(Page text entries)
<<<<
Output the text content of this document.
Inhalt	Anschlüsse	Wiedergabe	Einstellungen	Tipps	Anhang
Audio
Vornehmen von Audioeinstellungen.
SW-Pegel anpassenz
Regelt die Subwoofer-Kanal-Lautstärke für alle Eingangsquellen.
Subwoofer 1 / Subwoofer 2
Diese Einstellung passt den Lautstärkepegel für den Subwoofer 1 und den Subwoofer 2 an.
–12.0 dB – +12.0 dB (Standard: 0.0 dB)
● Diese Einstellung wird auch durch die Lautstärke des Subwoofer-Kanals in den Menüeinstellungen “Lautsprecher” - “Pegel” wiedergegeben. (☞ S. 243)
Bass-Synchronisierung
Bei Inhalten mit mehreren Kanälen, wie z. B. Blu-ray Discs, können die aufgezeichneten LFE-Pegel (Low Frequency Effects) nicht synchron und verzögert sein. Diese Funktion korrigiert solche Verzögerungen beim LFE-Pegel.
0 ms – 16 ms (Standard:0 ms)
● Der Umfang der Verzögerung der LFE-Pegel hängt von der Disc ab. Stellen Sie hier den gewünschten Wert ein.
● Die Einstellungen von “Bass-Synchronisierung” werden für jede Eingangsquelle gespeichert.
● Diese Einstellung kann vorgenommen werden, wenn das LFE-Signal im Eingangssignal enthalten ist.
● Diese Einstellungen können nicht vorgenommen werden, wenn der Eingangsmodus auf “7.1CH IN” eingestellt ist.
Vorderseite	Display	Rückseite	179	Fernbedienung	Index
>>>>
Problem requirements: Write the entries out once more, exactly as they were given.

Solved problem:
Output the text content of this document.
Inhalt	Anschlüsse	Wiedergabe	Einstellungen	Tipps	Anhang
Audio
Vornehmen von Audioeinstellungen.
SW-Pegel anpassenz
Regelt die Subwoofer-Kanal-Lautstärke für alle Eingangsquellen.
Subwoofer 1 / Subwoofer 2
Diese Einstellung passt den Lautstärkepegel für den Subwoofer 1 und den Subwoofer 2 an.
–12.0 dB – +12.0 dB (Standard: 0.0 dB)
● Diese Einstellung wird auch durch die Lautstärke des Subwoofer-Kanals in den Menüeinstellungen “Lautsprecher” - “Pegel” wiedergegeben. (☞ S. 243)
Bass-Synchronisierung
Bei Inhalten mit mehreren Kanälen, wie z. B. Blu-ray Discs, können die aufgezeichneten LFE-Pegel (Low Frequency Effects) nicht synchron und verzögert sein. Diese Funktion korrigiert solche Verzögerungen beim LFE-Pegel.
0 ms – 16 ms (Standard:0 ms)
● Der Umfang der Verzögerung der LFE-Pegel hängt von der Disc ab. Stellen Sie hier den gewünschten Wert ein.
● Die Einstellungen von “Bass-Synchronisierung” werden für jede Eingangsquelle gespeichert.
● Diese Einstellung kann vorgenommen werden, wenn das LFE-Signal im Eingangssignal enthalten ist.
● Diese Einstellungen können nicht vorgenommen werden, wenn der Eingangsmodus auf “7.1CH IN” eingestellt ist.
Vorderseite	Display	Rückseite	179	Fernbedienung	Index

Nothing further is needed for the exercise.